Count every line where "Community" shows up, and give that number only.

Data extract ▸
══════════

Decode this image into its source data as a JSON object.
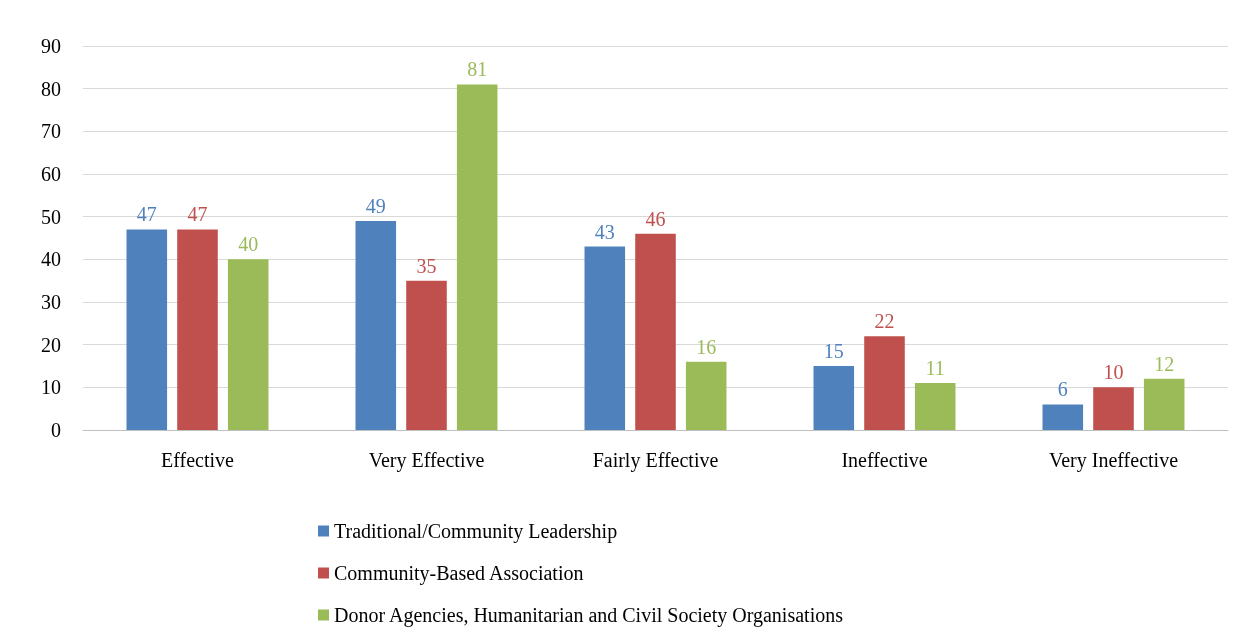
{
  "chart_data": {
    "type": "bar",
    "categories": [
      "Effective",
      "Very Effective",
      "Fairly Effective",
      "Ineffective",
      "Very Ineffective"
    ],
    "series": [
      {
        "name": "Traditional/Community Leadership",
        "color": "#4f81bd",
        "values": [
          47,
          49,
          43,
          15,
          6
        ]
      },
      {
        "name": "Community-Based Association",
        "color": "#c0504d",
        "values": [
          47,
          35,
          46,
          22,
          10
        ]
      },
      {
        "name": "Donor Agencies, Humanitarian and Civil Society Organisations",
        "color": "#9bbb59",
        "values": [
          40,
          81,
          16,
          11,
          12
        ]
      }
    ],
    "ylim": [
      0,
      90
    ],
    "yticks": [
      0,
      10,
      20,
      30,
      40,
      50,
      60,
      70,
      80,
      90
    ],
    "grid": "y",
    "legend": "bottom",
    "data_labels": true
  }
}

══════════

Written solution ▸
2